• [TASK REQUIREMENTS]
Reproduce every line of the listing as written, apart from the pictures.

[Records contained in a dataset]
---
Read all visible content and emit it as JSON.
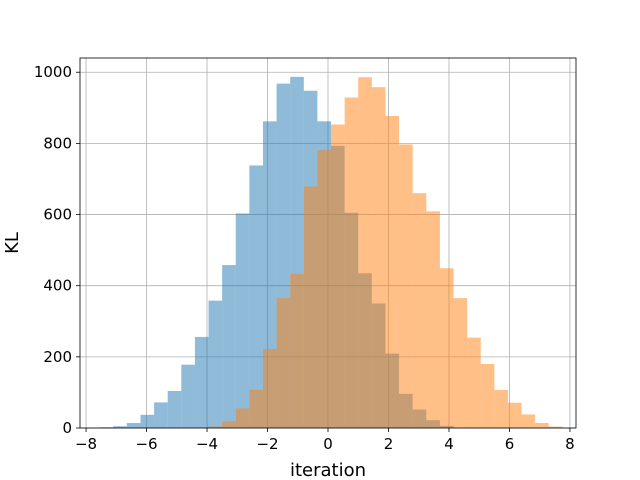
{
  "chart_data": {
    "type": "bar",
    "subtype": "histogram",
    "title": "",
    "xlabel": "iteration",
    "ylabel": "KL",
    "xlim": [
      -8.2,
      8.2
    ],
    "ylim": [
      0,
      1040
    ],
    "xticks": [
      -8,
      -6,
      -4,
      -2,
      0,
      2,
      4,
      6,
      8
    ],
    "yticks": [
      0,
      200,
      400,
      600,
      800,
      1000
    ],
    "grid": true,
    "legend": "none",
    "bin_width": 0.45,
    "series": [
      {
        "color": "#1f77b4",
        "alpha": 0.5,
        "bin_start": -7.55,
        "values": [
          2,
          5,
          14,
          37,
          72,
          104,
          178,
          256,
          358,
          458,
          603,
          738,
          862,
          968,
          987,
          948,
          862,
          793,
          605,
          435,
          350,
          209,
          96,
          52,
          22,
          6,
          0,
          0,
          0,
          0,
          0,
          0,
          0
        ]
      },
      {
        "color": "#ff7f0e",
        "alpha": 0.5,
        "bin_start": -3.95,
        "values": [
          4,
          19,
          55,
          107,
          222,
          365,
          433,
          679,
          781,
          853,
          929,
          986,
          958,
          877,
          797,
          660,
          609,
          449,
          365,
          254,
          180,
          107,
          71,
          38,
          14,
          4
        ]
      }
    ]
  }
}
---
• [ANSWER TO THIS TASK]
Read all visible content and emit it as JSON.
{
  "chart_data": {
    "type": "bar",
    "subtype": "histogram",
    "title": "",
    "xlabel": "iteration",
    "ylabel": "KL",
    "xlim": [
      -8.2,
      8.2
    ],
    "ylim": [
      0,
      1040
    ],
    "xticks": [
      -8,
      -6,
      -4,
      -2,
      0,
      2,
      4,
      6,
      8
    ],
    "yticks": [
      0,
      200,
      400,
      600,
      800,
      1000
    ],
    "grid": true,
    "legend": "none",
    "bin_width": 0.45,
    "series": [
      {
        "color": "#1f77b4",
        "alpha": 0.5,
        "bin_start": -7.55,
        "values": [
          2,
          5,
          14,
          37,
          72,
          104,
          178,
          256,
          358,
          458,
          603,
          738,
          862,
          968,
          987,
          948,
          862,
          793,
          605,
          435,
          350,
          209,
          96,
          52,
          22,
          6,
          0,
          0,
          0,
          0,
          0,
          0,
          0
        ]
      },
      {
        "color": "#ff7f0e",
        "alpha": 0.5,
        "bin_start": -3.95,
        "values": [
          4,
          19,
          55,
          107,
          222,
          365,
          433,
          679,
          781,
          853,
          929,
          986,
          958,
          877,
          797,
          660,
          609,
          449,
          365,
          254,
          180,
          107,
          71,
          38,
          14,
          4
        ]
      }
    ]
  }
}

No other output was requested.